**EXERCISE AIM:** Here are some entries; quote each one exactly.

Begin SOURCE RECORDS

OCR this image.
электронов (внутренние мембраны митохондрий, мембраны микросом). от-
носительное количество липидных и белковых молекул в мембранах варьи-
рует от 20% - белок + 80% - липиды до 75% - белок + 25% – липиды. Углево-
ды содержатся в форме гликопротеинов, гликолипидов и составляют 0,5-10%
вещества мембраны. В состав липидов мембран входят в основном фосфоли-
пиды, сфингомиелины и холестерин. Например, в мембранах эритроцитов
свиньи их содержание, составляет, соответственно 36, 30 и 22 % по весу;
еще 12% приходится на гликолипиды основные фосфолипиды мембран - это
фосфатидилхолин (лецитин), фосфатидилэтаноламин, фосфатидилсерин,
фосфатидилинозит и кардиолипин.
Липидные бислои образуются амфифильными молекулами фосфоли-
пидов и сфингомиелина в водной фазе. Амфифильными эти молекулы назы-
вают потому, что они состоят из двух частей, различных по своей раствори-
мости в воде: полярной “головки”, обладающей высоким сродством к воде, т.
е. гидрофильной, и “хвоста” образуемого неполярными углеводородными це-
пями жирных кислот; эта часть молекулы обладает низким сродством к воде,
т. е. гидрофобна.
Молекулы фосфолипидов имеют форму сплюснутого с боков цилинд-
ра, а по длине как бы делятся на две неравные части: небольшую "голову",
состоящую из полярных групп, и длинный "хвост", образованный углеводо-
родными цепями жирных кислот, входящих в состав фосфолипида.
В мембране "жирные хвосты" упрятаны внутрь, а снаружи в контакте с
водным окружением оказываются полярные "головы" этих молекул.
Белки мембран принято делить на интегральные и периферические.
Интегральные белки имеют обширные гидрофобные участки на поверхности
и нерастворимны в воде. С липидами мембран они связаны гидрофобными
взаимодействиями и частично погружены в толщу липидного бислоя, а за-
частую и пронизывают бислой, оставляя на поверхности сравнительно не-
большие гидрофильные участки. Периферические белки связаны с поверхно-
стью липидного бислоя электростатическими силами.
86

End SOURCE RECORDS

**COMPLETED TASK:**
OCR this image.
электронов (внутренние мембраны митохондрий, мембраны микросом). от-
носительное количество липидных и белковых молекул в мембранах варьи-
рует от 20% - белок + 80% - липиды до 75% - белок + 25% – липиды. Углево-
ды содержатся в форме гликопротеинов, гликолипидов и составляют 0,5-10%
вещества мембраны. В состав липидов мембран входят в основном фосфоли-
пиды, сфингомиелины и холестерин. Например, в мембранах эритроцитов
свиньи их содержание, составляет, соответственно 36, 30 и 22 % по весу;
еще 12% приходится на гликолипиды основные фосфолипиды мембран - это
фосфатидилхолин (лецитин), фосфатидилэтаноламин, фосфатидилсерин,
фосфатидилинозит и кардиолипин.
Липидные бислои образуются амфифильными молекулами фосфоли-
пидов и сфингомиелина в водной фазе. Амфифильными эти молекулы назы-
вают потому, что они состоят из двух частей, различных по своей раствори-
мости в воде: полярной “головки”, обладающей высоким сродством к воде, т.
е. гидрофильной, и “хвоста” образуемого неполярными углеводородными це-
пями жирных кислот; эта часть молекулы обладает низким сродством к воде,
т. е. гидрофобна.
Молекулы фосфолипидов имеют форму сплюснутого с боков цилинд-
ра, а по длине как бы делятся на две неравные части: небольшую "голову",
состоящую из полярных групп, и длинный "хвост", образованный углеводо-
родными цепями жирных кислот, входящих в состав фосфолипида.
В мембране "жирные хвосты" упрятаны внутрь, а снаружи в контакте с
водным окружением оказываются полярные "головы" этих молекул.
Белки мембран принято делить на интегральные и периферические.
Интегральные белки имеют обширные гидрофобные участки на поверхности
и нерастворимны в воде. С липидами мембран они связаны гидрофобными
взаимодействиями и частично погружены в толщу липидного бислоя, а за-
частую и пронизывают бислой, оставляя на поверхности сравнительно не-
большие гидрофильные участки. Периферические белки связаны с поверхно-
стью липидного бислоя электростатическими силами.
86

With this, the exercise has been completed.